_Extracted information_.
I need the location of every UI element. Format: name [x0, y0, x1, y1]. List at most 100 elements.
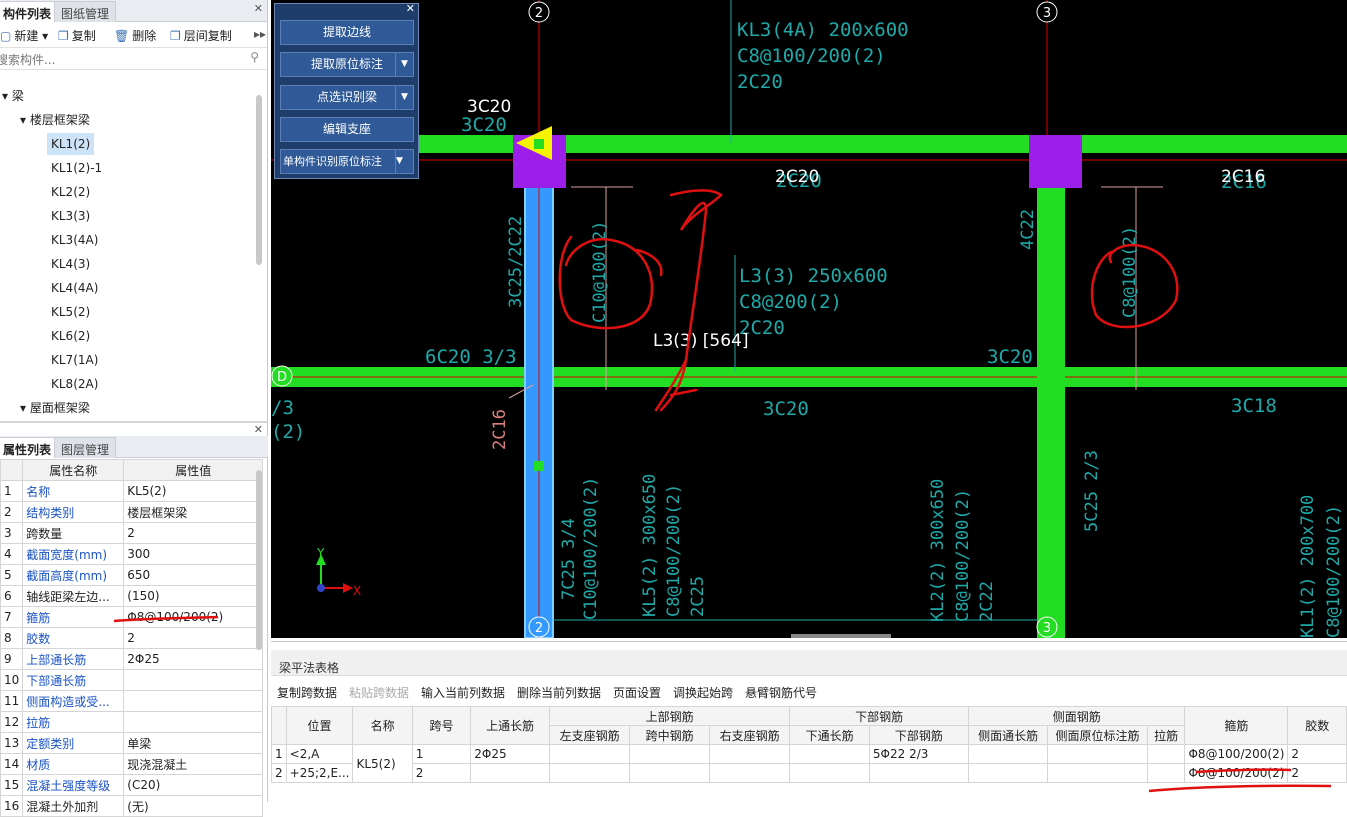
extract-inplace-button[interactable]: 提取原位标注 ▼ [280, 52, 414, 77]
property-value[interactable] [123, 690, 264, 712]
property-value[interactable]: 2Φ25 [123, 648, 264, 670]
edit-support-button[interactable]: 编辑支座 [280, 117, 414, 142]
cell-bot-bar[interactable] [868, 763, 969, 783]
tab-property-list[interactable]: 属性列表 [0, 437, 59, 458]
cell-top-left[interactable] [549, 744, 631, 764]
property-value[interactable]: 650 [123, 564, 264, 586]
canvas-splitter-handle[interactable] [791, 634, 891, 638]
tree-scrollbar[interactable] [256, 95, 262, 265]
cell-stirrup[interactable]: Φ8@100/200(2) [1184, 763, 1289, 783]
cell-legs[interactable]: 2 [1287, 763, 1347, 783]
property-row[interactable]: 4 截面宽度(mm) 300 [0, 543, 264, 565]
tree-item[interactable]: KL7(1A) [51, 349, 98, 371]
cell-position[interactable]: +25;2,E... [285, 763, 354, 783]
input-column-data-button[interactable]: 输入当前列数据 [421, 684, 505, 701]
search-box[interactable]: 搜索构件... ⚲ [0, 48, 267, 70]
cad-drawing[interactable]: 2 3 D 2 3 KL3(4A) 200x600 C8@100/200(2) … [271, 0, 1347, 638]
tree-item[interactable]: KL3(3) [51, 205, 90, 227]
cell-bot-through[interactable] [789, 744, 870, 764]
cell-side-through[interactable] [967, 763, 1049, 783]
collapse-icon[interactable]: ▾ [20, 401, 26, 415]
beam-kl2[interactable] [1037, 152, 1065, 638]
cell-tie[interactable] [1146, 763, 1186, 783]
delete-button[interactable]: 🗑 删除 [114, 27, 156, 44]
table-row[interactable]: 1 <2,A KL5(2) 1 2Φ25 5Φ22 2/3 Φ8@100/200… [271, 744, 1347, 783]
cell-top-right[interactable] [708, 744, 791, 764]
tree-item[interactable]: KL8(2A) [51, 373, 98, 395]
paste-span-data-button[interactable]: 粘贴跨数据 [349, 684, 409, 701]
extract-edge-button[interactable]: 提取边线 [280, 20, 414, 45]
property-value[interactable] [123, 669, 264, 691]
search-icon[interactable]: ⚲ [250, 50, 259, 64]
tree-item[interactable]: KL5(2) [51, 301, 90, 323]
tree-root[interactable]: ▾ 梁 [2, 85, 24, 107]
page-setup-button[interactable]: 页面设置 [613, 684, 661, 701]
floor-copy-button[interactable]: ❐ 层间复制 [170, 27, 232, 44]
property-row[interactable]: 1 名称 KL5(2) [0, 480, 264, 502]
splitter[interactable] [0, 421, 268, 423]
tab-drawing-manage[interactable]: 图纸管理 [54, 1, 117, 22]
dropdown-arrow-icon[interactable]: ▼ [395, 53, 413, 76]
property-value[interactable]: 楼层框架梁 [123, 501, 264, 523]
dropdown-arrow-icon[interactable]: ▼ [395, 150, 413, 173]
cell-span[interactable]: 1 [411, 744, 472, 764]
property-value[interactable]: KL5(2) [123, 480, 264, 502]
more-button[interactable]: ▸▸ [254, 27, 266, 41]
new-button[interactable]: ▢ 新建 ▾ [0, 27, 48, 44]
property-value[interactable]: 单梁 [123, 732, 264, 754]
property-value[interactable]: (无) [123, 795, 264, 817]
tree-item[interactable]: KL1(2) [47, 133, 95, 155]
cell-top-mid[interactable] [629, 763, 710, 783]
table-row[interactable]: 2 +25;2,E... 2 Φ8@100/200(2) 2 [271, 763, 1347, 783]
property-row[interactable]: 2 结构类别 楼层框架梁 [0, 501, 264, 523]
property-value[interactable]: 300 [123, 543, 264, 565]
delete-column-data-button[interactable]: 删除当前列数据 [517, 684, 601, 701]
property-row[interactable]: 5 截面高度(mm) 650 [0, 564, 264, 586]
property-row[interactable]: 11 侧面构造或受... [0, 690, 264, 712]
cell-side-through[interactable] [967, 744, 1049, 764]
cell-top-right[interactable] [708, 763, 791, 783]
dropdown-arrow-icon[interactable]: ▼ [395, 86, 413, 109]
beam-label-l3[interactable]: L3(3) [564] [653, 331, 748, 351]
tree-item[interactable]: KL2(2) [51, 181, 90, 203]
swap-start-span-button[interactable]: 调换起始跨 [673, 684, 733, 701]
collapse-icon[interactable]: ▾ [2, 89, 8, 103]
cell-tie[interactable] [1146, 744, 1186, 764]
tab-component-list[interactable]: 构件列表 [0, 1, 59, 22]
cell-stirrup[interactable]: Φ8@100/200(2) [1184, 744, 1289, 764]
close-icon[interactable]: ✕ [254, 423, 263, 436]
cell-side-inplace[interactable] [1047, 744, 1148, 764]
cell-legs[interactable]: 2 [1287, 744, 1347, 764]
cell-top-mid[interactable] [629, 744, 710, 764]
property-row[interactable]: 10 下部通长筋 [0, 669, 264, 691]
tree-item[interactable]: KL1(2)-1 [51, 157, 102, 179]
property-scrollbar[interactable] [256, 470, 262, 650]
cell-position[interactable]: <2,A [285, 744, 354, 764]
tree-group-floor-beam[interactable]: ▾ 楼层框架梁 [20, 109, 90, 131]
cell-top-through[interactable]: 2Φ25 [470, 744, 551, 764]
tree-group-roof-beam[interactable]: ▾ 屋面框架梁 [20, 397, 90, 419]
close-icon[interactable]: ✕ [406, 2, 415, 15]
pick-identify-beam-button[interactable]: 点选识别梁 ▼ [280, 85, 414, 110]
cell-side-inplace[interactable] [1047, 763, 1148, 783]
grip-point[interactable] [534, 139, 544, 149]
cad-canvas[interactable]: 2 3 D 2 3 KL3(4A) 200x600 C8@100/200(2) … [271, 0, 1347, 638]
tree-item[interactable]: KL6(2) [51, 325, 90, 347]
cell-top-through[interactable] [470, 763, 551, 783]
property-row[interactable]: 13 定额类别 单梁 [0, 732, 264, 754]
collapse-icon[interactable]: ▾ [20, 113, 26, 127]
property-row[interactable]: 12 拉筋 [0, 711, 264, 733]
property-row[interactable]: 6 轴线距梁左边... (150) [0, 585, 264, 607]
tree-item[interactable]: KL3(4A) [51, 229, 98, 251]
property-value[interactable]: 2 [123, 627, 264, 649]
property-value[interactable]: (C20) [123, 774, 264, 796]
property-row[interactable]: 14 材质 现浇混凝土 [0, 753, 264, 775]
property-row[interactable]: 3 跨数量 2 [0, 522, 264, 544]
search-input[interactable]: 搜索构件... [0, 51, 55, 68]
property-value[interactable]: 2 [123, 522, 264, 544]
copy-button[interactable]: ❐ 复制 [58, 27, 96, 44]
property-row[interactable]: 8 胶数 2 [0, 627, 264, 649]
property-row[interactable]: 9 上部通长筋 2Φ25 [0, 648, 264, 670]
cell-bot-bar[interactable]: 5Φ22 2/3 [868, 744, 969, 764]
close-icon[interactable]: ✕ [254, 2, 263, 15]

_Written instruction_. Return every line of the item above verbatim, leaving out the picture.

_Solution_.
I need the location of every UI element. Format: name [x0, y0, x1, y1]. List at most 100 elements.
extract-inplace-button[interactable]: 提取原位标注 ▼ [280, 52, 414, 77]
property-value[interactable] [123, 690, 264, 712]
property-value[interactable]: 2Φ25 [123, 648, 264, 670]
edit-support-button[interactable]: 编辑支座 [280, 117, 414, 142]
cell-bot-bar[interactable] [868, 763, 969, 783]
tab-property-list[interactable]: 属性列表 [0, 437, 59, 458]
cell-top-left[interactable] [549, 744, 631, 764]
property-value[interactable]: 650 [123, 564, 264, 586]
canvas-splitter-handle[interactable] [791, 634, 891, 638]
tree-scrollbar[interactable] [256, 95, 262, 265]
cell-stirrup[interactable]: Φ8@100/200(2) [1184, 763, 1289, 783]
cell-legs[interactable]: 2 [1287, 763, 1347, 783]
property-row[interactable]: 4 截面宽度(mm) 300 [0, 543, 264, 565]
tree-item[interactable]: KL7(1A) [51, 349, 98, 371]
cell-position[interactable]: +25;2,E... [285, 763, 354, 783]
input-column-data-button[interactable]: 输入当前列数据 [421, 684, 505, 701]
search-box[interactable]: 搜索构件... ⚲ [0, 48, 267, 70]
cad-drawing[interactable]: 2 3 D 2 3 KL3(4A) 200x600 C8@100/200(2) … [271, 0, 1347, 638]
tree-item[interactable]: KL3(3) [51, 205, 90, 227]
cell-bot-through[interactable] [789, 744, 870, 764]
cell-side-through[interactable] [967, 763, 1049, 783]
collapse-icon[interactable]: ▾ [20, 401, 26, 415]
beam-kl2[interactable] [1037, 152, 1065, 638]
cell-tie[interactable] [1146, 763, 1186, 783]
delete-button[interactable]: 🗑 删除 [114, 27, 156, 44]
table-row[interactable]: 1 <2,A KL5(2) 1 2Φ25 5Φ22 2/3 Φ8@100/200… [271, 744, 1347, 783]
cell-top-right[interactable] [708, 744, 791, 764]
tree-item[interactable]: KL8(2A) [51, 373, 98, 395]
paste-span-data-button[interactable]: 粘贴跨数据 [349, 684, 409, 701]
extract-edge-button[interactable]: 提取边线 [280, 20, 414, 45]
property-value[interactable] [123, 669, 264, 691]
search-icon[interactable]: ⚲ [250, 50, 259, 64]
tree-item[interactable]: KL5(2) [51, 301, 90, 323]
tree-root[interactable]: ▾ 梁 [2, 85, 24, 107]
page-setup-button[interactable]: 页面设置 [613, 684, 661, 701]
floor-copy-button[interactable]: ❐ 层间复制 [170, 27, 232, 44]
property-row[interactable]: 1 名称 KL5(2) [0, 480, 264, 502]
splitter[interactable] [0, 421, 268, 423]
tab-drawing-manage[interactable]: 图纸管理 [54, 1, 117, 22]
dropdown-arrow-icon[interactable]: ▼ [395, 53, 413, 76]
property-value[interactable]: 楼层框架梁 [123, 501, 264, 523]
dropdown-arrow-icon[interactable]: ▼ [395, 150, 413, 173]
cell-span[interactable]: 1 [411, 744, 472, 764]
property-value[interactable]: KL5(2) [123, 480, 264, 502]
more-button[interactable]: ▸▸ [254, 27, 266, 41]
new-button[interactable]: ▢ 新建 ▾ [0, 27, 48, 44]
property-value[interactable]: 单梁 [123, 732, 264, 754]
property-value[interactable]: (无) [123, 795, 264, 817]
tree-item[interactable]: KL1(2) [47, 133, 95, 155]
cell-top-mid[interactable] [629, 763, 710, 783]
table-row[interactable]: 2 +25;2,E... 2 Φ8@100/200(2) 2 [271, 763, 1347, 783]
property-row[interactable]: 2 结构类别 楼层框架梁 [0, 501, 264, 523]
property-value[interactable]: 300 [123, 543, 264, 565]
delete-column-data-button[interactable]: 删除当前列数据 [517, 684, 601, 701]
property-row[interactable]: 5 截面高度(mm) 650 [0, 564, 264, 586]
property-row[interactable]: 11 侧面构造或受... [0, 690, 264, 712]
cell-side-through[interactable] [967, 744, 1049, 764]
cell-top-right[interactable] [708, 763, 791, 783]
dropdown-arrow-icon[interactable]: ▼ [395, 86, 413, 109]
beam-label-l3[interactable]: L3(3) [564] [653, 331, 748, 351]
tree-item[interactable]: KL2(2) [51, 181, 90, 203]
swap-start-span-button[interactable]: 调换起始跨 [673, 684, 733, 701]
collapse-icon[interactable]: ▾ [2, 89, 8, 103]
cell-tie[interactable] [1146, 744, 1186, 764]
tab-component-list[interactable]: 构件列表 [0, 1, 59, 22]
cell-stirrup[interactable]: Φ8@100/200(2) [1184, 744, 1289, 764]
close-icon[interactable]: ✕ [254, 423, 263, 436]
cell-side-inplace[interactable] [1047, 744, 1148, 764]
cell-legs[interactable]: 2 [1287, 744, 1347, 764]
cell-top-mid[interactable] [629, 744, 710, 764]
property-row[interactable]: 10 下部通长筋 [0, 669, 264, 691]
tree-item[interactable]: KL1(2)-1 [51, 157, 102, 179]
property-scrollbar[interactable] [256, 470, 262, 650]
cell-position[interactable]: <2,A [285, 744, 354, 764]
tree-group-floor-beam[interactable]: ▾ 楼层框架梁 [20, 109, 90, 131]
cell-top-through[interactable]: 2Φ25 [470, 744, 551, 764]
tree-group-roof-beam[interactable]: ▾ 屋面框架梁 [20, 397, 90, 419]
close-icon[interactable]: ✕ [406, 2, 415, 15]
pick-identify-beam-button[interactable]: 点选识别梁 ▼ [280, 85, 414, 110]
cell-side-inplace[interactable] [1047, 763, 1148, 783]
grip-point[interactable] [534, 139, 544, 149]
cad-canvas[interactable]: 2 3 D 2 3 KL3(4A) 200x600 C8@100/200(2) … [271, 0, 1347, 638]
tree-item[interactable]: KL6(2) [51, 325, 90, 347]
cell-top-through[interactable] [470, 763, 551, 783]
property-row[interactable]: 13 定额类别 单梁 [0, 732, 264, 754]
collapse-icon[interactable]: ▾ [20, 113, 26, 127]
property-row[interactable]: 12 拉筋 [0, 711, 264, 733]
property-row[interactable]: 6 轴线距梁左边... (150) [0, 585, 264, 607]
tree-item[interactable]: KL3(4A) [51, 229, 98, 251]
property-value[interactable]: 2 [123, 627, 264, 649]
property-value[interactable]: (C20) [123, 774, 264, 796]
property-row[interactable]: 14 材质 现浇混凝土 [0, 753, 264, 775]
property-row[interactable]: 3 跨数量 2 [0, 522, 264, 544]
search-input[interactable]: 搜索构件... [0, 51, 55, 68]
property-value[interactable]: 2 [123, 522, 264, 544]
copy-button[interactable]: ❐ 复制 [58, 27, 96, 44]
property-row[interactable]: 8 胶数 2 [0, 627, 264, 649]
property-row[interactable]: 9 上部通长筋 2Φ25 [0, 648, 264, 670]
cell-bot-bar[interactable]: 5Φ22 2/3 [868, 744, 969, 764]
close-icon[interactable]: ✕ [254, 2, 263, 15]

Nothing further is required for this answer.